### Task goal
Which of the rows below contain the string "volume", with case counting? Copy each of those rows in full.
----------------------------------------
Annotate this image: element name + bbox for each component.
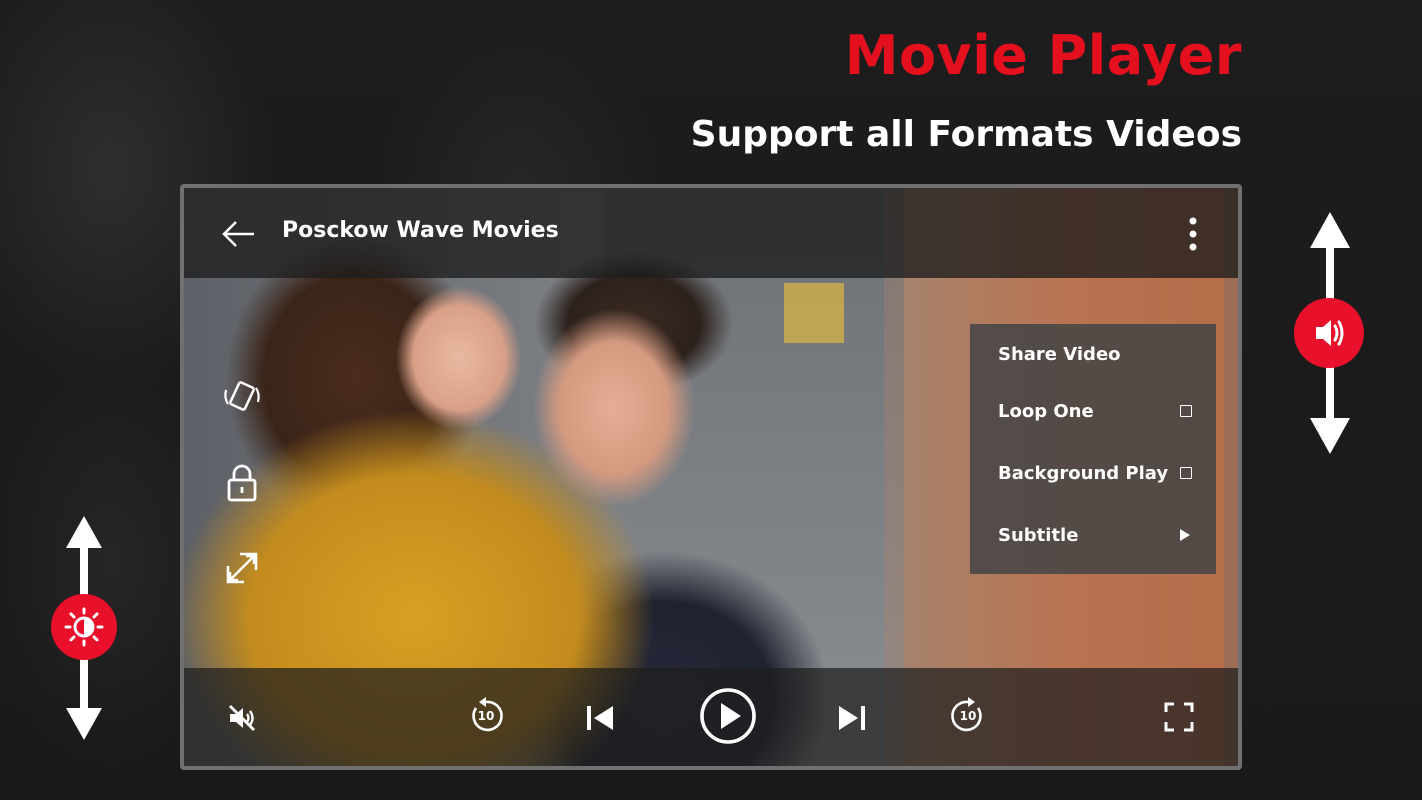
brightness-slider[interactable] (44, 516, 124, 740)
options-menu: Share Video Loop One Background Play Sub… (970, 324, 1216, 574)
menu-item-label: Background Play (998, 463, 1169, 484)
rotate-icon[interactable] (222, 376, 262, 416)
video-background-detail (784, 283, 844, 343)
video-screen[interactable]: Posckow Wave Movies Share Video Loop One… (184, 188, 1238, 766)
promo-headline: Movie Player (844, 24, 1242, 87)
menu-item-share-video[interactable]: Share Video (998, 340, 1196, 370)
video-title: Posckow Wave Movies (282, 218, 559, 243)
forward-seconds-label: 10 (959, 709, 977, 723)
fullscreen-icon[interactable] (1164, 702, 1194, 732)
video-person-face-2 (504, 298, 704, 528)
player-top-bar: Posckow Wave Movies (184, 188, 1238, 278)
brightness-button[interactable] (51, 594, 117, 660)
back-arrow-icon[interactable] (220, 216, 256, 252)
brightness-icon (64, 607, 104, 647)
menu-item-subtitle[interactable]: Subtitle (998, 521, 1196, 551)
volume-button[interactable] (1294, 298, 1364, 368)
menu-item-background-play[interactable]: Background Play (998, 459, 1196, 489)
menu-item-label: Subtitle (998, 525, 1079, 546)
promo-subheadline: Support all Formats Videos (690, 114, 1242, 155)
volume-icon (1316, 320, 1344, 346)
previous-icon[interactable] (584, 702, 616, 734)
play-icon[interactable] (698, 686, 758, 746)
mute-icon[interactable] (226, 702, 258, 734)
menu-item-label: Loop One (998, 401, 1094, 422)
lock-icon[interactable] (222, 462, 262, 502)
player-frame: Posckow Wave Movies Share Video Loop One… (180, 184, 1242, 770)
background-play-checkbox[interactable] (1180, 467, 1192, 479)
rewind-10-button[interactable]: 10 (466, 696, 506, 736)
menu-item-loop-one[interactable]: Loop One (998, 397, 1196, 427)
video-person-face (384, 283, 534, 433)
side-controls (222, 376, 262, 634)
more-vertical-icon[interactable] (1186, 214, 1200, 254)
next-icon[interactable] (836, 702, 868, 734)
player-bottom-bar: 10 10 (184, 668, 1238, 766)
menu-item-label: Share Video (998, 344, 1121, 365)
forward-10-button[interactable]: 10 (948, 696, 988, 736)
rewind-seconds-label: 10 (477, 709, 495, 723)
submenu-arrow-icon (1180, 529, 1190, 541)
volume-slider[interactable] (1290, 212, 1370, 454)
resize-icon[interactable] (222, 548, 262, 588)
loop-one-checkbox[interactable] (1180, 405, 1192, 417)
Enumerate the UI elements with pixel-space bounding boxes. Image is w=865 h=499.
----------------------------------------
### Completed exercise
volume-button[interactable] (1294, 298, 1364, 368)
volume-icon (1316, 320, 1344, 346)
volume-slider[interactable] (1290, 212, 1370, 454)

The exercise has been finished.